*Exercise prompt*: All lines in the data bearing the string "cùng" should be identified and copied.

***** Information provided *****

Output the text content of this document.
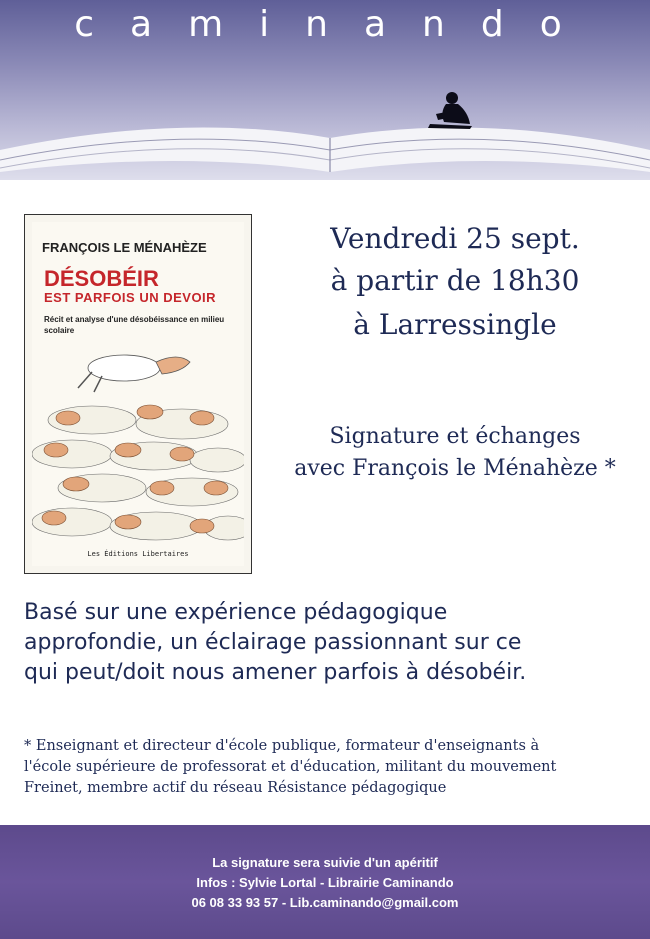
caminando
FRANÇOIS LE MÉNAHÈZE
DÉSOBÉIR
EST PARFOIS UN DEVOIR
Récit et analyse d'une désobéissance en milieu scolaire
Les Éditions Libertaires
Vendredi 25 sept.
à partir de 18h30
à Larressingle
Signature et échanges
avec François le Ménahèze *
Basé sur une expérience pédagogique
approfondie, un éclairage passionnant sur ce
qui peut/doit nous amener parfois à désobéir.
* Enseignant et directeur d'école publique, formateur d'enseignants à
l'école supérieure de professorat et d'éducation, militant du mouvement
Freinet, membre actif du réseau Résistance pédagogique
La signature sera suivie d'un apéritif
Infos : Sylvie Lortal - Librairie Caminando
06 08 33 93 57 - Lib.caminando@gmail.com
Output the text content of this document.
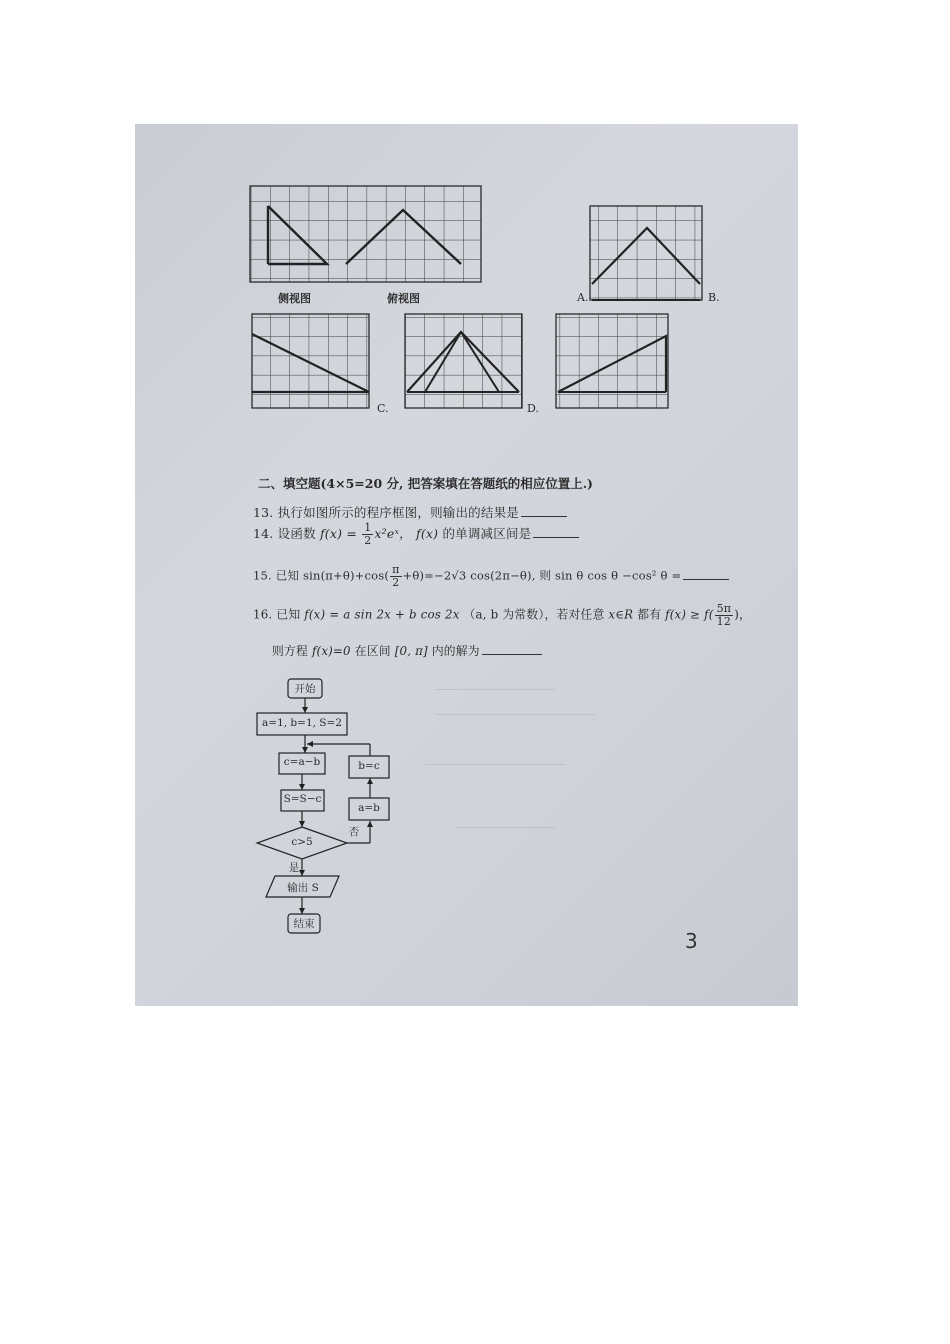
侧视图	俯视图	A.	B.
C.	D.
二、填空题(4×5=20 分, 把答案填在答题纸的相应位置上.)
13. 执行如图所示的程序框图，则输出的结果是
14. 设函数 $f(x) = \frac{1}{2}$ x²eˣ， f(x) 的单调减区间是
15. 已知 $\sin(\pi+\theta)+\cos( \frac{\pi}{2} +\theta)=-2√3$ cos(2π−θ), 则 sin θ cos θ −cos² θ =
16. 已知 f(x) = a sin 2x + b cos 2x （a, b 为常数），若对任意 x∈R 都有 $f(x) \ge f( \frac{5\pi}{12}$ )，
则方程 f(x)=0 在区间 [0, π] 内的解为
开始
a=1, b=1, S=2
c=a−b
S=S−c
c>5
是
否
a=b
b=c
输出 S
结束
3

*****
***** Information provided *****

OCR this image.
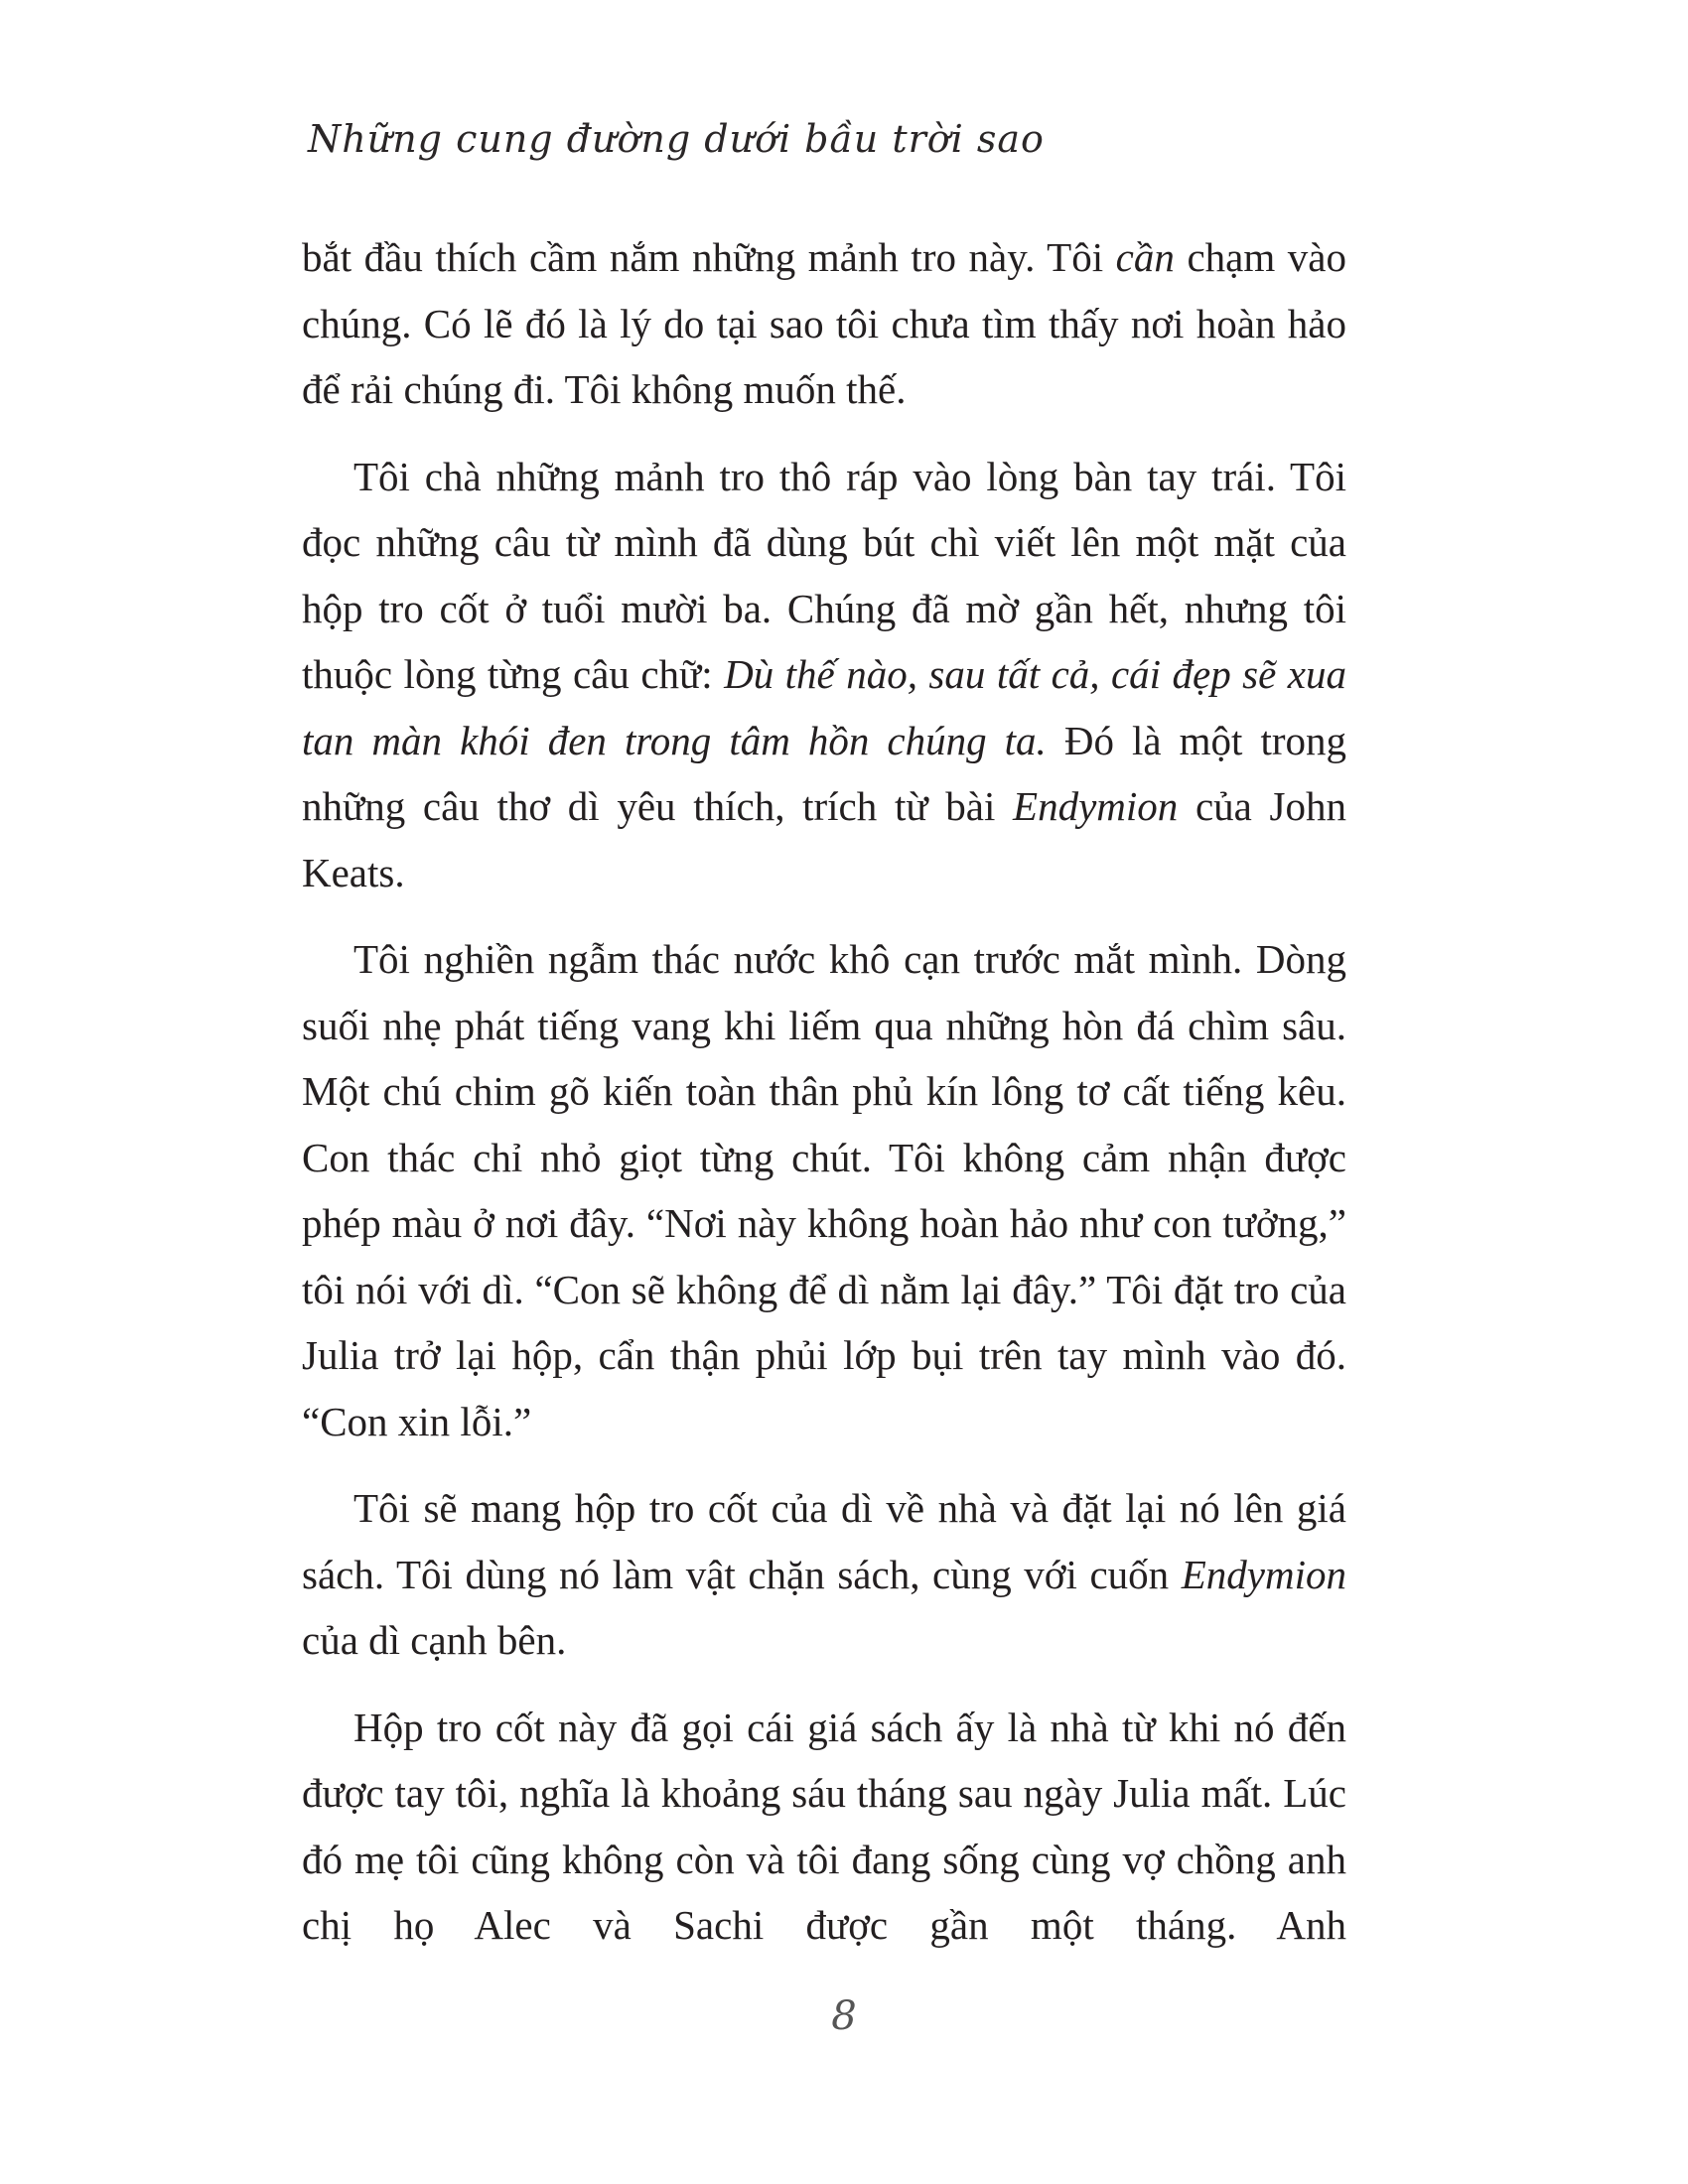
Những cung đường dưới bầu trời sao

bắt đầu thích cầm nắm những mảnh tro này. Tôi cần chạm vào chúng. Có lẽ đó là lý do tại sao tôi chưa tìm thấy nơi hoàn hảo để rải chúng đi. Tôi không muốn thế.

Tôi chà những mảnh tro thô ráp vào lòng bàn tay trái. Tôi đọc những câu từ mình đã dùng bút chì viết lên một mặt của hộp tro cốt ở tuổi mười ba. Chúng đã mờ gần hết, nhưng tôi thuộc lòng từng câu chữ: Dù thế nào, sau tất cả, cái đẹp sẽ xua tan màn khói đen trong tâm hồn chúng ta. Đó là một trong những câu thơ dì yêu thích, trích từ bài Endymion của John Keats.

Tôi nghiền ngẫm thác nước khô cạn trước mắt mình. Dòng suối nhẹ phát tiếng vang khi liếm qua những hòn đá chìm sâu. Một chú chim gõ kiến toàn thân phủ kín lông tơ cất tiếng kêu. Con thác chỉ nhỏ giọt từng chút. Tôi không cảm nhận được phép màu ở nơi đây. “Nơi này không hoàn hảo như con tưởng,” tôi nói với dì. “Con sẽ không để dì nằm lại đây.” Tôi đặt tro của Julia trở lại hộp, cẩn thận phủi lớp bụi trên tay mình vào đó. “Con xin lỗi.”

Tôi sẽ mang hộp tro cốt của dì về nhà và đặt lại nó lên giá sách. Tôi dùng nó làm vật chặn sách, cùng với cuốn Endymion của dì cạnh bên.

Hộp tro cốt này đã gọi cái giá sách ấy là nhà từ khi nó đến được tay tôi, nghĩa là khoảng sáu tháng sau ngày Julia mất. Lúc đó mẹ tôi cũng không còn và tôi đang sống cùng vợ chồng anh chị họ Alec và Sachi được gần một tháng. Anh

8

*****
***** Information provided *****

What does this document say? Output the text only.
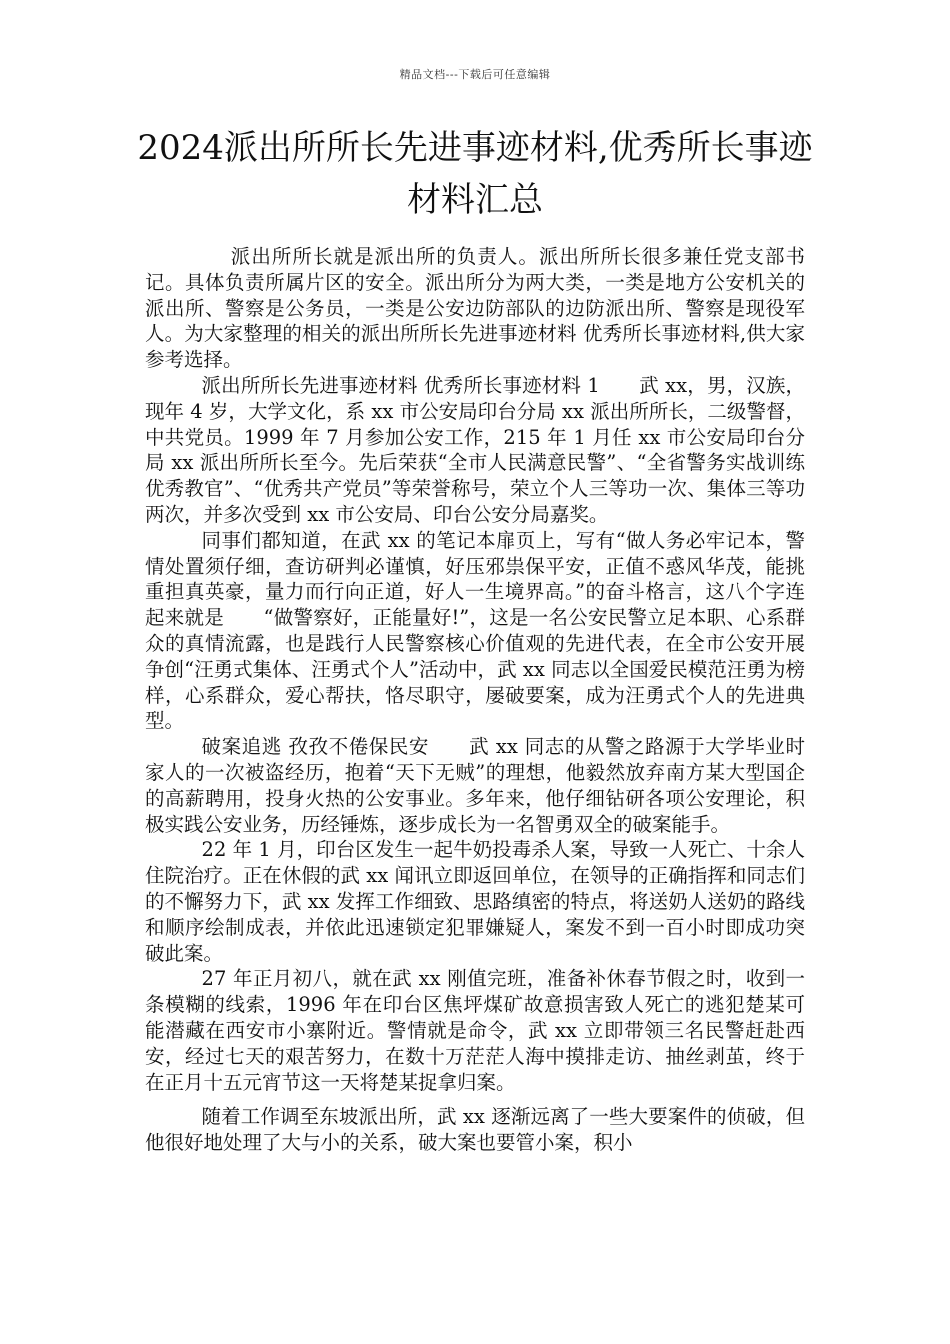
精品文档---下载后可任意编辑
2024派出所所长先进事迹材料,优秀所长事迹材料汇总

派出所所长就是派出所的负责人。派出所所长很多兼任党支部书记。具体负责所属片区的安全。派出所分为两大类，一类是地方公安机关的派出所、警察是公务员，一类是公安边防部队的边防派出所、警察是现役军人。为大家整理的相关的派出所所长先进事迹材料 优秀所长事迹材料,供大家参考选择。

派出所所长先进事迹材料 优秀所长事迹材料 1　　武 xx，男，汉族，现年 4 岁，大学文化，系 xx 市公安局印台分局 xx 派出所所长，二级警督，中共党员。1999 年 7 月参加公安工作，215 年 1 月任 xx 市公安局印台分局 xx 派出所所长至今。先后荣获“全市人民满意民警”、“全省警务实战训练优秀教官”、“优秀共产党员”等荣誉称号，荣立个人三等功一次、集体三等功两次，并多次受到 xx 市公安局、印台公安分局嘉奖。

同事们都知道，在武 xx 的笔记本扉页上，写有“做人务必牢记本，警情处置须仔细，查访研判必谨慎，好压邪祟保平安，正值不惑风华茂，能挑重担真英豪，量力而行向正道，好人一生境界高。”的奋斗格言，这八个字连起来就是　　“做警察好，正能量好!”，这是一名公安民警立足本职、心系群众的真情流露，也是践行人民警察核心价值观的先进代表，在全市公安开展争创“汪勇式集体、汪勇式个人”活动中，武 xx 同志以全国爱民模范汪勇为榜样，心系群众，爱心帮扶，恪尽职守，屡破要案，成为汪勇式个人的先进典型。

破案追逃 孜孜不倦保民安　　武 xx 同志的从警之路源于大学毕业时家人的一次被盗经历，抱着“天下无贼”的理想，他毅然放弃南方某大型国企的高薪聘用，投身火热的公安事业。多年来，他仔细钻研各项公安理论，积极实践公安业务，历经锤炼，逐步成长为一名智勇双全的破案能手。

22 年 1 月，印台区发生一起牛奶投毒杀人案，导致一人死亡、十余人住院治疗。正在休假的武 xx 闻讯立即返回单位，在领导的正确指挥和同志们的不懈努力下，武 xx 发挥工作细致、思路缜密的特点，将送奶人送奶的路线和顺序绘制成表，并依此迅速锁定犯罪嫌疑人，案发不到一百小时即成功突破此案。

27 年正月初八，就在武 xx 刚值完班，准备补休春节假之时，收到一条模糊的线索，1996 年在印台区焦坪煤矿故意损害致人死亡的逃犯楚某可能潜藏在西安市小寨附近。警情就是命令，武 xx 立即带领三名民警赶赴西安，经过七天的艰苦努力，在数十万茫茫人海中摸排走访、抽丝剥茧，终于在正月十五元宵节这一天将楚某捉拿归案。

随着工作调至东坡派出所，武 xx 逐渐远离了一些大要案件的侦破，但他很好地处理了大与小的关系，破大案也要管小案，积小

*****

*Solution to this problem*:
Tôi sẽ mang hộp tro cốt của dì về nhà và đặt lại nó lên giá sách. Tôi dùng nó làm vật chặn sách, cùng với cuốn Endymion của dì cạnh bên.
Hộp tro cốt này đã gọi cái giá sách ấy là nhà từ khi nó đến được tay tôi, nghĩa là khoảng sáu tháng sau ngày Julia mất. Lúc đó mẹ tôi cũng không còn và tôi đang sống cùng vợ chồng anh chị họ Alec và Sachi được gần một tháng. Anh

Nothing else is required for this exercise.